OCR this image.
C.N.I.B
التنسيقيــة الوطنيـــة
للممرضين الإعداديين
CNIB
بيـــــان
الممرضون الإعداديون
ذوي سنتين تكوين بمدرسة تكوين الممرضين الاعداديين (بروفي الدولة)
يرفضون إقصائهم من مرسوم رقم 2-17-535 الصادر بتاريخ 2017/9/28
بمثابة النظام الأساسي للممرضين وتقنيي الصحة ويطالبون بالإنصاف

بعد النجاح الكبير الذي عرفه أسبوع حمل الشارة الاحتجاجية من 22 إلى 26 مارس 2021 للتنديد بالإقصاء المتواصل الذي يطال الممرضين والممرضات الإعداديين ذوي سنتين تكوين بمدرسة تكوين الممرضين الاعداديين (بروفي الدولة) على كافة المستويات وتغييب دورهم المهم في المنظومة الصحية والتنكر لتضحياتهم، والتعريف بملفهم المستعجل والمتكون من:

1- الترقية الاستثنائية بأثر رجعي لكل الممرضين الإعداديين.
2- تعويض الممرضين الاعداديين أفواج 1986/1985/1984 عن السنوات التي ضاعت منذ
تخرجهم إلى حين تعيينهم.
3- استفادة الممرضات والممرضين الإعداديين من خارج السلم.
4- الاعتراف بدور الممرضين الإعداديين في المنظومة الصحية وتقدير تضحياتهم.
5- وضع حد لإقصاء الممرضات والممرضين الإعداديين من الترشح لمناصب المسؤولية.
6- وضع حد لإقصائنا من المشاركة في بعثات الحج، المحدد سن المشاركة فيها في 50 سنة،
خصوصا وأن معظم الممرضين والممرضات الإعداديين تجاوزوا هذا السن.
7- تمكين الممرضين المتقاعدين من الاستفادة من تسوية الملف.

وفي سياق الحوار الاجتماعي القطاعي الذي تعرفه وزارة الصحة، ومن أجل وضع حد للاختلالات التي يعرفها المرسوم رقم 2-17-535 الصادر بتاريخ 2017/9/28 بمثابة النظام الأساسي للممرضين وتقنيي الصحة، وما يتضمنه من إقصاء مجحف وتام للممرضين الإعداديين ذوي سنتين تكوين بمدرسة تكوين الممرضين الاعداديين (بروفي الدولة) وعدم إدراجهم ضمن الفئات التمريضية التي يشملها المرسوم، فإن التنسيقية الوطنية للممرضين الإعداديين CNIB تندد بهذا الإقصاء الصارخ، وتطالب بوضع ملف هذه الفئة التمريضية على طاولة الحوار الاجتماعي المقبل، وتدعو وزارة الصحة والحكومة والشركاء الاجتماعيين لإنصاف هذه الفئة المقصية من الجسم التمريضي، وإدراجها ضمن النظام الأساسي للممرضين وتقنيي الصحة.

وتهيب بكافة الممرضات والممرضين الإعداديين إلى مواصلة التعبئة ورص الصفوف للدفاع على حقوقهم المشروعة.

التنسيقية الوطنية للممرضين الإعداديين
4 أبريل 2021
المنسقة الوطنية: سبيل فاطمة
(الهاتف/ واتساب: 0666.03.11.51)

# GIVEN TASK:
Display every line of the listing that contains the string "بمثابة".

# FULL SOLUTION:
بمثابة النظام الأساسي للممرضين وتقنيي الصحة ويطالبون بالإنصاف
وفي سياق الحوار الاجتماعي القطاعي الذي تعرفه وزارة الصحة، ومن أجل وضع حد للاختلالات التي يعرفها المرسوم رقم 2-17-535 الصادر بتاريخ 2017/9/28 بمثابة النظام الأساسي للممرضين وتقنيي الصحة، وما يتضمنه من إقصاء مجحف وتام للممرضين الإعداديين ذوي سنتين تكوين بمدرسة تكوين الممرضين الاعداديين (بروفي الدولة) وعدم إدراجهم ضمن الفئات التمريضية التي يشملها المرسوم، فإن التنسيقية الوطنية للممرضين الإعداديين CNIB تندد بهذا الإقصاء الصارخ، وتطالب بوضع ملف هذه الفئة التمريضية على طاولة الحوار الاجتماعي المقبل، وتدعو وزارة الصحة والحكومة والشركاء الاجتماعيين لإنصاف هذه الفئة المقصية من الجسم التمريضي، وإدراجها ضمن النظام الأساسي للممرضين وتقنيي الصحة.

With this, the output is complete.